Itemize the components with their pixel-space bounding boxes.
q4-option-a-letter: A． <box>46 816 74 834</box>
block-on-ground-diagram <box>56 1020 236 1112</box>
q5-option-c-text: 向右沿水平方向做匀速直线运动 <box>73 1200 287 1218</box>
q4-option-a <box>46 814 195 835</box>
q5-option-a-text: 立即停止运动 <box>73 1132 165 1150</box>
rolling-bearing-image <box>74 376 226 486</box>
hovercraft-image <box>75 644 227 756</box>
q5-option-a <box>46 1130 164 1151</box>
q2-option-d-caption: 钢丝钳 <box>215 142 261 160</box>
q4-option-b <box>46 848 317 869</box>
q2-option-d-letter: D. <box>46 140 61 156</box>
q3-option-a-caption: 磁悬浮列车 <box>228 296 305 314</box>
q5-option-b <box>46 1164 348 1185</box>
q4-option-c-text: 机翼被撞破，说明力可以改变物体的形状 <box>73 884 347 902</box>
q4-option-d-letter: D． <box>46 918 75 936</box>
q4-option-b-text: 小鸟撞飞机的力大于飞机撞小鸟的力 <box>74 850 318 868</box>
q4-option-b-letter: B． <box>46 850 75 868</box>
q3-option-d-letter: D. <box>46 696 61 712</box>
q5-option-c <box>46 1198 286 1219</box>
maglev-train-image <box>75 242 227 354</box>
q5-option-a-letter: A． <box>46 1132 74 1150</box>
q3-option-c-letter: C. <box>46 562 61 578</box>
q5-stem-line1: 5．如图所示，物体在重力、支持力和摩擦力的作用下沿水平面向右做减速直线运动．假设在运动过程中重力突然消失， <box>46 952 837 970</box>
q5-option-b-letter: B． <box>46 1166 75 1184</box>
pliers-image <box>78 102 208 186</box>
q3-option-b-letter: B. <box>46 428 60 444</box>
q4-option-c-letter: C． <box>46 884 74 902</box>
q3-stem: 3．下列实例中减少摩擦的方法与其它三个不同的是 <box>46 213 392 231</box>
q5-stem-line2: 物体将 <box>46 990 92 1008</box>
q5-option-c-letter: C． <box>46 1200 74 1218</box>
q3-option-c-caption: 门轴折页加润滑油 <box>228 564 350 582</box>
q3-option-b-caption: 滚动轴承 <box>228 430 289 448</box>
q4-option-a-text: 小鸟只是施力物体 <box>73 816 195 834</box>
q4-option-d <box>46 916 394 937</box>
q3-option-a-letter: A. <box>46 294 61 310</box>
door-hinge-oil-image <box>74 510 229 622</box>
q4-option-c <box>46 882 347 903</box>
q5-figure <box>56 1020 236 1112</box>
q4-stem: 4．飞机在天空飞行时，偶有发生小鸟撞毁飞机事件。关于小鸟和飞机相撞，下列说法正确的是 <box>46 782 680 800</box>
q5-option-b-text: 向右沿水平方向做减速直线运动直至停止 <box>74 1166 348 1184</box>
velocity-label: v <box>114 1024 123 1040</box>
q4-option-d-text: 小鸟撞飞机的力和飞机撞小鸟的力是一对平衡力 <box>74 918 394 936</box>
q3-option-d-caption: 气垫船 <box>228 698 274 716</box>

_Problem requirements:_
Please copy out every line of the records above, unchanged.

_Response to the task:_
Itemize the components with their pixel-space bounding boxes.
q4-option-a-letter: A． <box>46 816 74 834</box>
block-on-ground-diagram <box>56 1020 236 1112</box>
q5-option-c-text: 向右沿水平方向做匀速直线运动 <box>73 1200 287 1218</box>
q4-option-a <box>46 814 195 835</box>
q5-option-a-text: 立即停止运动 <box>73 1132 165 1150</box>
rolling-bearing-image <box>74 376 226 486</box>
hovercraft-image <box>75 644 227 756</box>
q5-option-a <box>46 1130 164 1151</box>
q2-option-d-caption: 钢丝钳 <box>215 142 261 160</box>
q4-option-b <box>46 848 317 869</box>
q2-option-d-letter: D. <box>46 140 61 156</box>
q3-option-a-caption: 磁悬浮列车 <box>228 296 305 314</box>
q5-option-b <box>46 1164 348 1185</box>
q4-option-c-text: 机翼被撞破，说明力可以改变物体的形状 <box>73 884 347 902</box>
q4-option-d-letter: D． <box>46 918 75 936</box>
q4-option-b-text: 小鸟撞飞机的力大于飞机撞小鸟的力 <box>74 850 318 868</box>
q4-option-b-letter: B． <box>46 850 75 868</box>
q3-option-d-letter: D. <box>46 696 61 712</box>
q5-option-c <box>46 1198 286 1219</box>
maglev-train-image <box>75 242 227 354</box>
q5-option-a-letter: A． <box>46 1132 74 1150</box>
q3-option-c-letter: C. <box>46 562 61 578</box>
q5-stem-line1: 5．如图所示，物体在重力、支持力和摩擦力的作用下沿水平面向右做减速直线运动．假设在运动过程中重力突然消失， <box>46 952 837 970</box>
q5-option-b-letter: B． <box>46 1166 75 1184</box>
pliers-image <box>78 102 208 186</box>
q3-option-b-letter: B. <box>46 428 60 444</box>
q4-option-c-letter: C． <box>46 884 74 902</box>
q3-stem: 3．下列实例中减少摩擦的方法与其它三个不同的是 <box>46 213 392 231</box>
q5-stem-line2: 物体将 <box>46 990 92 1008</box>
q5-option-c-letter: C． <box>46 1200 74 1218</box>
q3-option-c-caption: 门轴折页加润滑油 <box>228 564 350 582</box>
q3-option-b-caption: 滚动轴承 <box>228 430 289 448</box>
q4-option-a-text: 小鸟只是施力物体 <box>73 816 195 834</box>
q4-option-d <box>46 916 394 937</box>
q3-option-a-letter: A. <box>46 294 61 310</box>
door-hinge-oil-image <box>74 510 229 622</box>
q4-option-c <box>46 882 347 903</box>
q5-figure <box>56 1020 236 1112</box>
q4-stem: 4．飞机在天空飞行时，偶有发生小鸟撞毁飞机事件。关于小鸟和飞机相撞，下列说法正确的是 <box>46 782 680 800</box>
q5-option-b-text: 向右沿水平方向做减速直线运动直至停止 <box>74 1166 348 1184</box>
velocity-label: v <box>114 1024 123 1040</box>
q4-option-d-text: 小鸟撞飞机的力和飞机撞小鸟的力是一对平衡力 <box>74 918 394 936</box>
q3-option-d-caption: 气垫船 <box>228 698 274 716</box>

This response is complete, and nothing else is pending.